Your task => Please carry on the article below about Cage and Herzog's film "Bad Lieutenant: Port of Call New Orleans," starting right after its final sentence.

Nursing a martini at the Polo Lounge, just days after his father, August Coppola, had passed away of a heart attack at age 75, Cage darkened at the memory of Herzog's on-set interrogation. "I would be psyching myself up, using my imagination to believe I was really blasted on coke," Cage said. "I take this little vial of saccharine-type stuff, and I would snort it and try to build that fourth wall around myself, get all agitated so I could believe I was this crazy cop who was high. And Werner would say to me, 'Nicolas, what is in that vial?' I'd be like, 'You've got to be kidding!' "

Indeed, Cage and Herzog are odd movie-making confreres. But their unique chemistry is what elevates "Bad Lieutenant: Port of Call New Orleans" above its genre niche. Almost impossible to classify, the film is a glorious mess: part "CSI"-style police procedural, part over-the-top B-movie and part surrealist character study in flamboyant dissolution. "Bad Lieutenant" was a hit with critics at the Venice, Telluride and Toronto film festivals and boasts a 92% "freshness" rating from rottentomatoes.com.

Data excerpt =>
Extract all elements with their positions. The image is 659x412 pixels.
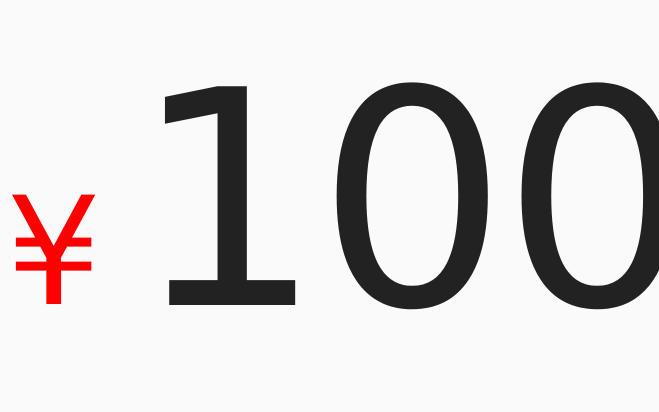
price-amount: 100 <box>132 27 659 376</box>
currency-symbol: ¥ <box>6 166 102 340</box>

Answer for the task =>
Still, for all its sleazy, loony brilliance, doubts about the film's ability to connect with a mainstream audience linger. Online canards at one point had the movie heading straight to video. But intrepid moviegoers will be relieved to hear that "Bad Lieutenant" arrives in theaters in Los Angeles through the micro-distributor First Look on Friday.